■ Task requirements
Copy all entries without alteration and skip the pictures they hold.

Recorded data
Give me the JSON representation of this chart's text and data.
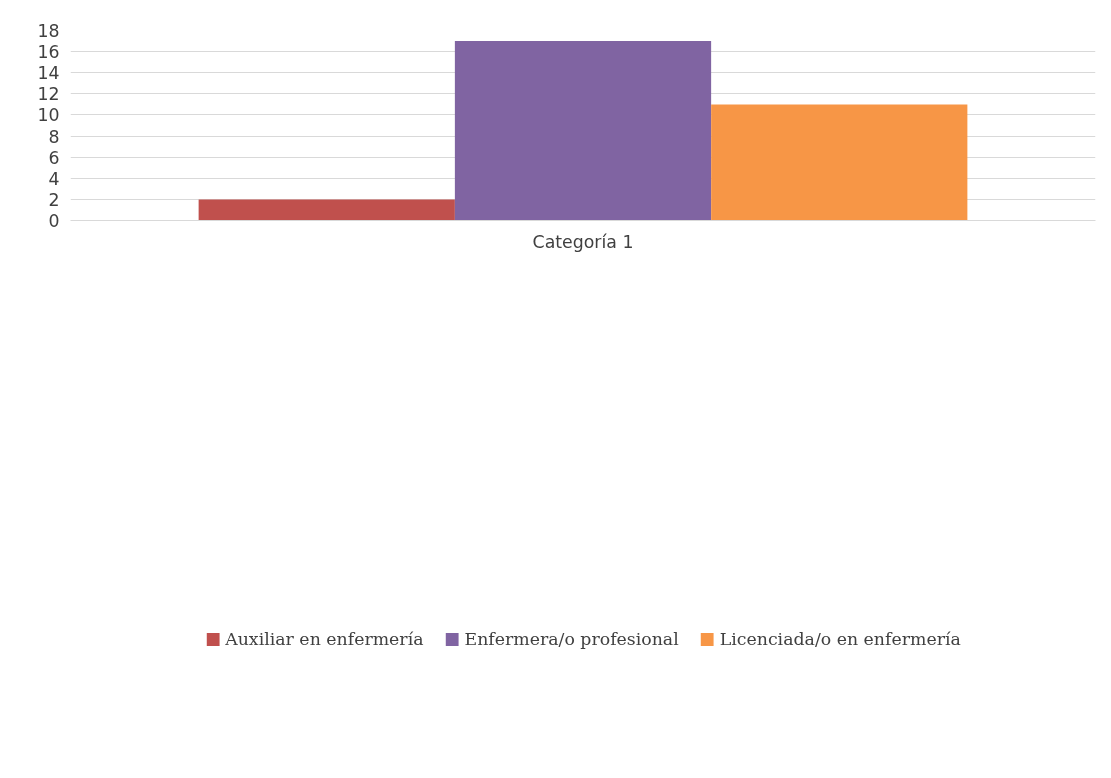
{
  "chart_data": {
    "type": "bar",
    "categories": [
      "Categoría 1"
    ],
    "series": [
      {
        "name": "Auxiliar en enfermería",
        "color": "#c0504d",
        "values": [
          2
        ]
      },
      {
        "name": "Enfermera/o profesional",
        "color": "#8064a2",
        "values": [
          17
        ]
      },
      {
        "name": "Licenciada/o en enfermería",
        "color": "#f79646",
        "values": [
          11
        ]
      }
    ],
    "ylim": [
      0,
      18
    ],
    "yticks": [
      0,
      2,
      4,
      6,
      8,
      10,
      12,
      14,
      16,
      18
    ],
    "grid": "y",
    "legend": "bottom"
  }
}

■ The output
Give me the JSON representation of this chart's text and data.
{
  "chart_data": {
    "type": "bar",
    "categories": [
      "Categoría 1"
    ],
    "series": [
      {
        "name": "Auxiliar en enfermería",
        "color": "#c0504d",
        "values": [
          2
        ]
      },
      {
        "name": "Enfermera/o profesional",
        "color": "#8064a2",
        "values": [
          17
        ]
      },
      {
        "name": "Licenciada/o en enfermería",
        "color": "#f79646",
        "values": [
          11
        ]
      }
    ],
    "ylim": [
      0,
      18
    ],
    "yticks": [
      0,
      2,
      4,
      6,
      8,
      10,
      12,
      14,
      16,
      18
    ],
    "grid": "y",
    "legend": "bottom"
  }
}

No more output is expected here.